INSTRUCTIONS TO FOLLOW: Filter the entries that follow, copying every line in which the word "button" appears.

DATA ENTRIES:
________

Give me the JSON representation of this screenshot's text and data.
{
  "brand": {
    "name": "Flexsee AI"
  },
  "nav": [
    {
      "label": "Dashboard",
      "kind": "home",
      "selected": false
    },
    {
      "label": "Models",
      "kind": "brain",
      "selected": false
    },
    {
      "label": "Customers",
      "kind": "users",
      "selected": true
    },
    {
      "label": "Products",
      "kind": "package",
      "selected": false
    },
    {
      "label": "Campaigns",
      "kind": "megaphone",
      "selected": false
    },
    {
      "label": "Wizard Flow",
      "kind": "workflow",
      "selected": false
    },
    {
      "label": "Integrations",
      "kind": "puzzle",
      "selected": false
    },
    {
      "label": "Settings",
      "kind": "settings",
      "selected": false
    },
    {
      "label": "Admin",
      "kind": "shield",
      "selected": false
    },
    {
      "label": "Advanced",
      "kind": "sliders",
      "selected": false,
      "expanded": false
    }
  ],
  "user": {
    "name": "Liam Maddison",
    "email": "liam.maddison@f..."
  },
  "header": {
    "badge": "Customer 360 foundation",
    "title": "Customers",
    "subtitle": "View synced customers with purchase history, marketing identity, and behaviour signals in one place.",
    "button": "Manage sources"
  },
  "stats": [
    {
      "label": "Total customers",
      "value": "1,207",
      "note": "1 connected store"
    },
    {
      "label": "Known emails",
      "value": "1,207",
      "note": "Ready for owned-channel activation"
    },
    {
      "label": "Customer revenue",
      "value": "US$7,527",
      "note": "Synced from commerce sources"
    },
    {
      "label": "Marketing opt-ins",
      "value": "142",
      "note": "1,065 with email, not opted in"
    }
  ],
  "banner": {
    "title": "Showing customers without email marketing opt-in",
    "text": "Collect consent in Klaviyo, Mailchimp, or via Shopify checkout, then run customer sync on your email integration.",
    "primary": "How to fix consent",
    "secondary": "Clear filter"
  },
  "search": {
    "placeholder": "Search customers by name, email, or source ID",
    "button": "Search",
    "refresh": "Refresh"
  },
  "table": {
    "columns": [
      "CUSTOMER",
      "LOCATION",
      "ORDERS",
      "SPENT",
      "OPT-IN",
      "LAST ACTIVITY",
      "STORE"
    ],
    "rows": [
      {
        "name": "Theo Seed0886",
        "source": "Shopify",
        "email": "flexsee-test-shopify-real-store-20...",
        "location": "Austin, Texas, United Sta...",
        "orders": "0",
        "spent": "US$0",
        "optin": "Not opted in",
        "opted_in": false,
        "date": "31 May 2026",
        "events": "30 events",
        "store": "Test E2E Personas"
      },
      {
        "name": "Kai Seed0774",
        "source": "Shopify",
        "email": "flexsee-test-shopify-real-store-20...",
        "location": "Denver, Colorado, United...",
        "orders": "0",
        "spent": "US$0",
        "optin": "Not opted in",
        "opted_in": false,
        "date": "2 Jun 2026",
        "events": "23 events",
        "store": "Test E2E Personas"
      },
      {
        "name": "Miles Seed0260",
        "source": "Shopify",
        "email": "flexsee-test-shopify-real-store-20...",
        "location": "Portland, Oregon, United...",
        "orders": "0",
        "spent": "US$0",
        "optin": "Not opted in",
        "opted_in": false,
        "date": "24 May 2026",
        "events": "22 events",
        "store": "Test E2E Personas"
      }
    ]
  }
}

________

THE ANSWER:
    "button": "Manage sources"
    "button": "Search",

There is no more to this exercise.